[[ Text for analysis open ]]

CUSO Competence Workshop“Data analysis in R”June 8–9, 2018Université de Neuchâtel
Joe (GitHub link)
The workshop is aimed at all PhD/MA students in linguistics, Digital Humanities, and related fields with general and specific questions about how to explore or analyze their data. It is not tied to a specific language, field, or data type.
Unlike many workshops that introduce statistical methods and exemplify them by means of someone else’s data or toy sets, the idea of this interactive workshop is that you bring your own data. Challenge our expeRts with questions on how to process, analyze, visualize, or document your data! The aim is to train your skills in independent analysis through hands-on discussion of your project with our experts as well as your peers.
On DAY 1, our experts give tutorials in their field with exploratory pointers. We switch the workshop mode for DAY 2: After a session with participants’ elevator-pitch presentations (max. 2mins), you consult with our experts and discuss your data in small groups. Our speakers are experienced in data analysis and statistical methods (data processing, annotation, extraction, summary statistics, regression, classification, etc.).
To get the most out of the workshop, please follow the instructions below. If you have questions, do not hesitate to contact me at email@example.com.
Some people have asked if the workshop is suitable for PhD candidates early in their doctorate or MA students. Yes! Do come along, and bring whatever you already have — even if they are only questions, early corpus data, or small samples. Describe your (prospected) project in the pre-workshop survey and we can arrange a consultation session on such issues.
1. Please register through the CUSO website if you are a PhD student at a CUSO-affiliated university.
2. In addition, please complete this pre-workshop survey until June 1. It includes a self-assessment of your R experience and will help us get to know you, your project, and what you would like to get out of the workshop. (If you register later than June 1, please fill out the form ASAP after registering.)
1. Please go through my R basics tutorial on YouTube (8 short clips, YouTube playlist).
2. For the elevator-pitch presentation, please prepare ONE PowerPoint slide to present your project in no more than 120 seconds, addressing (i) your project/question, (ii) data type, and (iii) problems/issues. Keep your slide as accessible as possible; it’s meant to give everyone an overview of what you do and the questions you are dealing with. Send your slide to firstname.lastname@example.org no later than June 7, 2018. The earlier you send it, the better I can provide feedback.

[[ Text for analysis closed ]]

**What to do**: Write out the workshop announcement from "Some people have" to "a CUSO-affiliated university.", swapping "consultation session" for "one-on-one meeting".

[[ Dataset content open ]]

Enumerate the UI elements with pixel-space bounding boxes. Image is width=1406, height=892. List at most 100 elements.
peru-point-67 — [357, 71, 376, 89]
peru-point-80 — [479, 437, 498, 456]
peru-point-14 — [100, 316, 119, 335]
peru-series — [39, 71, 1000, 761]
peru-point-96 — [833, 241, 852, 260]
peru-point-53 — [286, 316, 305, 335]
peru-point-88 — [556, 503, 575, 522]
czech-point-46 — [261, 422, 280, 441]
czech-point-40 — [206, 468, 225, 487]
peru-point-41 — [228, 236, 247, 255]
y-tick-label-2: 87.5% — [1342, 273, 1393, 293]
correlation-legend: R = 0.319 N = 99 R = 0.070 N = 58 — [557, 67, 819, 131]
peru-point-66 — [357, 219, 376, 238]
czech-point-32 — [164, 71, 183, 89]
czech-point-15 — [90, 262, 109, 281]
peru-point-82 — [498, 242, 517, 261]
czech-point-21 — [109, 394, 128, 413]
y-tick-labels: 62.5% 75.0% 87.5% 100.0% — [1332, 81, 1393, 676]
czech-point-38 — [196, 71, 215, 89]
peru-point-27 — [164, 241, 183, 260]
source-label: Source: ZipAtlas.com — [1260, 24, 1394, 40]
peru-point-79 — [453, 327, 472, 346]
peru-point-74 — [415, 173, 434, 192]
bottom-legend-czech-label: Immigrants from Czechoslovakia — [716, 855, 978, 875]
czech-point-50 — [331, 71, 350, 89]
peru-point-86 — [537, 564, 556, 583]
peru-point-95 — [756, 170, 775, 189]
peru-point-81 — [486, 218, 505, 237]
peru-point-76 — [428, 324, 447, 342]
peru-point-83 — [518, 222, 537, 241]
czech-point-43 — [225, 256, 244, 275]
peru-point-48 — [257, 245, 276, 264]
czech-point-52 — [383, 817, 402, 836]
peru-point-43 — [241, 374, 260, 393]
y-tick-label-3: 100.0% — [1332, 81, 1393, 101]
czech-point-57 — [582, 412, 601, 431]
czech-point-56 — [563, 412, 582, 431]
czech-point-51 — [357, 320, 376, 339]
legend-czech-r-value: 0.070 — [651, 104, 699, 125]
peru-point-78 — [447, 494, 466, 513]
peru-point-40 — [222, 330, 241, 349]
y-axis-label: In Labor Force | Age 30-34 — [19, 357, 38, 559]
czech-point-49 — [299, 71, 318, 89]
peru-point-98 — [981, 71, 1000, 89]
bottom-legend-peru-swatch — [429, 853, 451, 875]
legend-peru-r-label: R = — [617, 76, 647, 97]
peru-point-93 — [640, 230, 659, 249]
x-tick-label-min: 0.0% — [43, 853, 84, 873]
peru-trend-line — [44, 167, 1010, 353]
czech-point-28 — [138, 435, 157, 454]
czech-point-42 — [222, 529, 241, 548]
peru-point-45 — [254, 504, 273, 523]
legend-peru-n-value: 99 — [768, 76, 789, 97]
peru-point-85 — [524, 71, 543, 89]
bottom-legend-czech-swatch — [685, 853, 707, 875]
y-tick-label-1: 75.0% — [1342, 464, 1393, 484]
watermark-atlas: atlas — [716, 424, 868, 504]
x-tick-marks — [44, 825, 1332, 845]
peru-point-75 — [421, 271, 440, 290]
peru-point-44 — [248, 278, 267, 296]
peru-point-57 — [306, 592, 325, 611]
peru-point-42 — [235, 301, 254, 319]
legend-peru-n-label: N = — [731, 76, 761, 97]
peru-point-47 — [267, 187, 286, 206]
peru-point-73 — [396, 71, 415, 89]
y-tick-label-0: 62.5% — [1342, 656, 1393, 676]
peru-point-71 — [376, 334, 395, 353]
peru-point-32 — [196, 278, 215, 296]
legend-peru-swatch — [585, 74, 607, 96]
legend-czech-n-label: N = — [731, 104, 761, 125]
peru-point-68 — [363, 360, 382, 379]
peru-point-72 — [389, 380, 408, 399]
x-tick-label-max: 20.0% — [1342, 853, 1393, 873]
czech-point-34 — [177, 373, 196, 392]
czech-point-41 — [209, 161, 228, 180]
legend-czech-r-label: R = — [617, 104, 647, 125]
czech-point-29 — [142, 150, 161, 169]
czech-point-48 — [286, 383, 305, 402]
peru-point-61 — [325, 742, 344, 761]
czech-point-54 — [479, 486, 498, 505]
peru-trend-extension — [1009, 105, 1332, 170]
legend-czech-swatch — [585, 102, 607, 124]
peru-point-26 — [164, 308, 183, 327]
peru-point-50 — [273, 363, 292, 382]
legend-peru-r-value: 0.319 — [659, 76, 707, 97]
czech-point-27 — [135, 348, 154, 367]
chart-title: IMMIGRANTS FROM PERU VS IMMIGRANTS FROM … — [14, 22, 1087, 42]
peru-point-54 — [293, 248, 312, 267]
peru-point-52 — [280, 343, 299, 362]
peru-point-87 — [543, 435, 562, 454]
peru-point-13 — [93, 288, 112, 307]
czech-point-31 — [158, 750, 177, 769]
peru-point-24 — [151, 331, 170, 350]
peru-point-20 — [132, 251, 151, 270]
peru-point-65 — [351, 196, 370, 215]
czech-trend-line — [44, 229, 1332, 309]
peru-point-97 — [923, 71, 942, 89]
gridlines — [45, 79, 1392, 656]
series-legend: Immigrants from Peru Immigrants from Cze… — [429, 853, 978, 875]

[[ Dataset content closed ]]

**Answer below**:
Some people have asked if the workshop is suitable for PhD candidates early in their doctorate or MA students. Yes! Do come along, and bring whatever you already have — even if they are only questions, early corpus data, or small samples. Describe your (prospected) project in the pre-workshop survey and we can arrange a one-on-one meeting on such issues.
1. Please register through the CUSO website if you are a PhD student at a CUSO-affiliated university.